## begin

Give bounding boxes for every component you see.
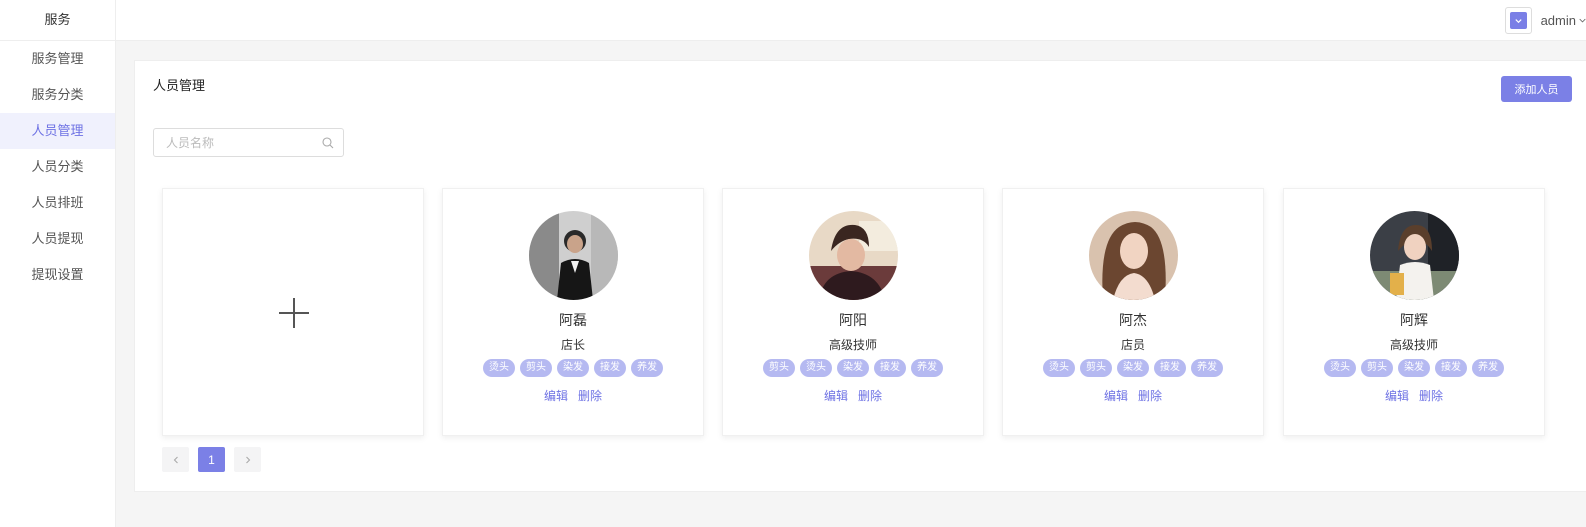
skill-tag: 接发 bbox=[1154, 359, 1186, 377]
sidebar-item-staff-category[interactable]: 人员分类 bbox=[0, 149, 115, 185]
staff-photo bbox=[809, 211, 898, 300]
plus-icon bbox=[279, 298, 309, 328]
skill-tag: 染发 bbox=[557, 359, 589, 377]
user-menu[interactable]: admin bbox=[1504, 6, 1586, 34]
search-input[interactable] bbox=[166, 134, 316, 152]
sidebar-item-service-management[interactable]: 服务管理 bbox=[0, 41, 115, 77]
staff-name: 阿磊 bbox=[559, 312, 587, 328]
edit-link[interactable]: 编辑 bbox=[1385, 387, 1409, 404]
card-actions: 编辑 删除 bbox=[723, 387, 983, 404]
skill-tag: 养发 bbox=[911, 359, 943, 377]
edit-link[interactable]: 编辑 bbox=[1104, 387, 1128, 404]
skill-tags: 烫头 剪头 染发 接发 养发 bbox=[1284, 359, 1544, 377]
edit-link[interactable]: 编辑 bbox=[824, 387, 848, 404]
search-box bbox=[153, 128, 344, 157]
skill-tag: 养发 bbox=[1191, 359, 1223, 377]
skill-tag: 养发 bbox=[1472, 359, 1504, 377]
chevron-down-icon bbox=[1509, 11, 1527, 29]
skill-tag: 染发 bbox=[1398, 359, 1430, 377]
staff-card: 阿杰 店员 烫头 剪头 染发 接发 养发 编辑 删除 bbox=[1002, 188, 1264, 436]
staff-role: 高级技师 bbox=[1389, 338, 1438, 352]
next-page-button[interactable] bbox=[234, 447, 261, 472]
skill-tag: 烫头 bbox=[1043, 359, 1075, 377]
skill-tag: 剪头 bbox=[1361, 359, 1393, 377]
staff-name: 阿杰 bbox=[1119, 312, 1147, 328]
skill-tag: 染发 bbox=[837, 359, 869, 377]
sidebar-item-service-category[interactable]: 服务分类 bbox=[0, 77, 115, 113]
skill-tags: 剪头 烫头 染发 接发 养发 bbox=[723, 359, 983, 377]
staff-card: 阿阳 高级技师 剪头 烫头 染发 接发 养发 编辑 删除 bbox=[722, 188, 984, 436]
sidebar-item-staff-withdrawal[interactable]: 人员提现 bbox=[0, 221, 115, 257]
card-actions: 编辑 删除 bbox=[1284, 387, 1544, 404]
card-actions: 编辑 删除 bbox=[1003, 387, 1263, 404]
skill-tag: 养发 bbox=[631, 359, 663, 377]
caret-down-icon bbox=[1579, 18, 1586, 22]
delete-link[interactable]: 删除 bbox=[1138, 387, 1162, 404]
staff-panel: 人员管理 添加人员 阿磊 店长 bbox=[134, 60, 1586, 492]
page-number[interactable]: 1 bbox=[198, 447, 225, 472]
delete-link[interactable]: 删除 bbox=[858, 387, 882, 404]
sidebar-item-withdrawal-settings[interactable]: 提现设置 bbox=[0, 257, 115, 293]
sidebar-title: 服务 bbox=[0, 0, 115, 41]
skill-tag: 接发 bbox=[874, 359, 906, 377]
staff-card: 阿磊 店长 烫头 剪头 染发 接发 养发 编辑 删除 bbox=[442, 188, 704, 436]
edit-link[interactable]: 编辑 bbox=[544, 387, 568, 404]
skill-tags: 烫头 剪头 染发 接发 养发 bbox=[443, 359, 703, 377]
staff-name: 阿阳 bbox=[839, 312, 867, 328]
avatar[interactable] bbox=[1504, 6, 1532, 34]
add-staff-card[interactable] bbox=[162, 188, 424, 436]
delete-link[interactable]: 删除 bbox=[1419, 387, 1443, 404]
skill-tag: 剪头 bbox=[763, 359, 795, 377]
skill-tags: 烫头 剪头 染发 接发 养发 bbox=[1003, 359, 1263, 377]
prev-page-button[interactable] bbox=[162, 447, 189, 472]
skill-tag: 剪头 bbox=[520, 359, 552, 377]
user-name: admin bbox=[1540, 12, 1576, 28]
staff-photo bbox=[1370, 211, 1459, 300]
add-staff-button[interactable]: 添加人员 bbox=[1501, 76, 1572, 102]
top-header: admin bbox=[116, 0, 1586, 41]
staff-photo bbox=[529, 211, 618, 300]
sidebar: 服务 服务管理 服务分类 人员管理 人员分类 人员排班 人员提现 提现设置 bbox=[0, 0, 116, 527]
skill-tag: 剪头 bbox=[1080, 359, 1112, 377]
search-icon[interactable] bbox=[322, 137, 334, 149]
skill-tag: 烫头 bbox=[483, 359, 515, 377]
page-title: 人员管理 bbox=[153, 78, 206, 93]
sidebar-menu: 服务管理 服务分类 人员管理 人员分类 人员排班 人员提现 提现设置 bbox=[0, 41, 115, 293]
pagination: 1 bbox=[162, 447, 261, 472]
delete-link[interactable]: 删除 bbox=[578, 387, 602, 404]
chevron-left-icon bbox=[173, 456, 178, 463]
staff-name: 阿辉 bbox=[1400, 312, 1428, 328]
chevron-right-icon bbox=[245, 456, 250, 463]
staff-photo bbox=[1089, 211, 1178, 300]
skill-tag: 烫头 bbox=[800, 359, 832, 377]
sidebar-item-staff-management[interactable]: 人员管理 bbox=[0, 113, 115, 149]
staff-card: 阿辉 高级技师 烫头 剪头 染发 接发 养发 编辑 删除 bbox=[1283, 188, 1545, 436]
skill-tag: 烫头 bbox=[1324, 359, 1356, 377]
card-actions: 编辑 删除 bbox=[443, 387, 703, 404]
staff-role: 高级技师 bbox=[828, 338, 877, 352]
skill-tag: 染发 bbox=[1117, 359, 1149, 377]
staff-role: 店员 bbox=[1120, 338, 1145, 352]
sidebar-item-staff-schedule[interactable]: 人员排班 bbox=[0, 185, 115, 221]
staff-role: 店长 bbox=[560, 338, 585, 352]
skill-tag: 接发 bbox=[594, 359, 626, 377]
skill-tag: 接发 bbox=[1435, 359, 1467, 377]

## end
## begin

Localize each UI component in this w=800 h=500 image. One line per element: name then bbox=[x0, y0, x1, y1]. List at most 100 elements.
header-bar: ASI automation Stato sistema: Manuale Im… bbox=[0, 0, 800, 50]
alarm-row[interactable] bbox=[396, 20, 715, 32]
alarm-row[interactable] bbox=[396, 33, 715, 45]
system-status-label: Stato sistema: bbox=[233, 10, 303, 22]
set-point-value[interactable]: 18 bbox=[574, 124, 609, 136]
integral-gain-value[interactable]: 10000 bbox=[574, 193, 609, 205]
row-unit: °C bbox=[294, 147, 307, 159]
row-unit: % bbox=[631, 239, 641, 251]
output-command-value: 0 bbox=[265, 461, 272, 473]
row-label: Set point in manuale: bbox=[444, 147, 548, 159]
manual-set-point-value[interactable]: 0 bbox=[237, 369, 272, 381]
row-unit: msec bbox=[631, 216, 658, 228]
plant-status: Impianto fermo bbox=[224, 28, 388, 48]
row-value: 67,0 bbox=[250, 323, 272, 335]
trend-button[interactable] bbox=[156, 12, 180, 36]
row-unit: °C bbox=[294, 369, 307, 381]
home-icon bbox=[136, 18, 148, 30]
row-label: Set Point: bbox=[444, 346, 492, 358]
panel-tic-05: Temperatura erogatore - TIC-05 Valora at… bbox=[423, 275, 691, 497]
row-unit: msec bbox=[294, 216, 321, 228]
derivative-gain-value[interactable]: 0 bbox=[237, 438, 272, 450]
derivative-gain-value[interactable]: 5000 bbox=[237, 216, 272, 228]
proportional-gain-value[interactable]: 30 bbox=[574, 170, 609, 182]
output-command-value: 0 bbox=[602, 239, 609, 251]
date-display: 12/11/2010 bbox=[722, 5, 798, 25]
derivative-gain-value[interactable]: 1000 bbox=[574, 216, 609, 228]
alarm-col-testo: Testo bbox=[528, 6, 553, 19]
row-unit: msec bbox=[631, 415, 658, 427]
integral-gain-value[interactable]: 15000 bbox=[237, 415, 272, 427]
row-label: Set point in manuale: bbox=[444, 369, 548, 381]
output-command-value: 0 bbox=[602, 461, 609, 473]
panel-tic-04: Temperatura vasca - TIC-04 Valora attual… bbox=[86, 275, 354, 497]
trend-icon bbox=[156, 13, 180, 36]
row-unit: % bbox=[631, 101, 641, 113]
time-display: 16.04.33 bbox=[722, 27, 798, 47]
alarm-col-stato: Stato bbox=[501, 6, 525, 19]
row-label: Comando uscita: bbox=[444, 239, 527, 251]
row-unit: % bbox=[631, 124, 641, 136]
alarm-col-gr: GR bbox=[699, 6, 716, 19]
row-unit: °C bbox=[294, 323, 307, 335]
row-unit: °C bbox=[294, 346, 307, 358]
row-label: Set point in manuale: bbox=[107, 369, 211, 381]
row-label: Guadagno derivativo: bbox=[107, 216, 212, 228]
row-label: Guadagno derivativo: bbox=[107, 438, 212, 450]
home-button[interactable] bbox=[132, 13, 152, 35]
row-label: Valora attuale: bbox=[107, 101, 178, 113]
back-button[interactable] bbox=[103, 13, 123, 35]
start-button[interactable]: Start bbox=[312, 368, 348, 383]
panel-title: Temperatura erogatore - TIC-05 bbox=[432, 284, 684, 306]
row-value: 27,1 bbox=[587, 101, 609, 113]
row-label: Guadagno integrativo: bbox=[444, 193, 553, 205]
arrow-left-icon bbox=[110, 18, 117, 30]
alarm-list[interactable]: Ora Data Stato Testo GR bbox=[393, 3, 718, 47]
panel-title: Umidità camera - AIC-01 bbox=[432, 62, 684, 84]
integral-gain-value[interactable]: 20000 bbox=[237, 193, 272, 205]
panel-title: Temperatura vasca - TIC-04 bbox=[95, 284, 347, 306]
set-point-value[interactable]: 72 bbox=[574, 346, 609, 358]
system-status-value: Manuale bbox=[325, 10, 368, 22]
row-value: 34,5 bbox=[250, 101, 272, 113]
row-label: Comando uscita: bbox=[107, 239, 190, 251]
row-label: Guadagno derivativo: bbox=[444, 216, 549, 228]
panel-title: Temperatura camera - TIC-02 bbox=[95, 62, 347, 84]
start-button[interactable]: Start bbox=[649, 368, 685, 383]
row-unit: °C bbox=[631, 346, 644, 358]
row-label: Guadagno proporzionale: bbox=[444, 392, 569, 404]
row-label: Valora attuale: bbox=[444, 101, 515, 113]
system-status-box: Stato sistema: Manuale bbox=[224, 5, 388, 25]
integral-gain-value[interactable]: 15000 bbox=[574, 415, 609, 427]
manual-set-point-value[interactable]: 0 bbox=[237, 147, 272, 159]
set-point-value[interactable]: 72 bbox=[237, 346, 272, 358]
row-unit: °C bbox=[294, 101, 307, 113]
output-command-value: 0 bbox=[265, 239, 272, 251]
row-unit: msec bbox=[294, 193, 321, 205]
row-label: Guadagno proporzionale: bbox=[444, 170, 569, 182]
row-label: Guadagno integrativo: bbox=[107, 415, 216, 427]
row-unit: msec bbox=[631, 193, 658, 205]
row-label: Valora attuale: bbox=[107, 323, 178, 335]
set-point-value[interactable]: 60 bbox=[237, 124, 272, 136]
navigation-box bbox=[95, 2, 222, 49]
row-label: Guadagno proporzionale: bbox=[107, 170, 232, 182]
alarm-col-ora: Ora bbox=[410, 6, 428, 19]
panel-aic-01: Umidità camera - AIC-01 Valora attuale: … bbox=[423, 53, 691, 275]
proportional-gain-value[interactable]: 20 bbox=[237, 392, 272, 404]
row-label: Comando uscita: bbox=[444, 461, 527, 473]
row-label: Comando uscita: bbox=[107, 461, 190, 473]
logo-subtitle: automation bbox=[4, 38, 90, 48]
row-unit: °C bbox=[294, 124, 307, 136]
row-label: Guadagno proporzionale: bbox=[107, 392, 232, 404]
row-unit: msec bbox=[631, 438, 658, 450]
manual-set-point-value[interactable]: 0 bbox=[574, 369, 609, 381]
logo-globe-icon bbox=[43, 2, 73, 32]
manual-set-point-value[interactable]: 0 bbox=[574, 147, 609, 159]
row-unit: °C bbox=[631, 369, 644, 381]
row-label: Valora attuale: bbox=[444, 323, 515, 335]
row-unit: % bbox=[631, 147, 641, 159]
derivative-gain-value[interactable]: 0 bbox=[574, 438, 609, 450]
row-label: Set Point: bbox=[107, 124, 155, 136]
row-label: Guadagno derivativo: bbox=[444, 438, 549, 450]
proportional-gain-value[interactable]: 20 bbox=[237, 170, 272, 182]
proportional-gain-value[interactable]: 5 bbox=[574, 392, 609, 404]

## end

■ **Problem requirements**: Reproduce the rows without changes, starting at the line that contains "Localize each UI" and ending after the line that contains "set-point-value[interactable]: 18 bbox=[574, 124, 609, 136]".

■ **Final answer**:
Localize each UI component in this w=800 h=500 image. One line per element: name then bbox=[x0, y0, x1, y1]. List at most 100 elements.
header-bar: ASI automation Stato sistema: Manuale Im… bbox=[0, 0, 800, 50]
alarm-row[interactable] bbox=[396, 20, 715, 32]
alarm-row[interactable] bbox=[396, 33, 715, 45]
system-status-label: Stato sistema: bbox=[233, 10, 303, 22]
set-point-value[interactable]: 18 bbox=[574, 124, 609, 136]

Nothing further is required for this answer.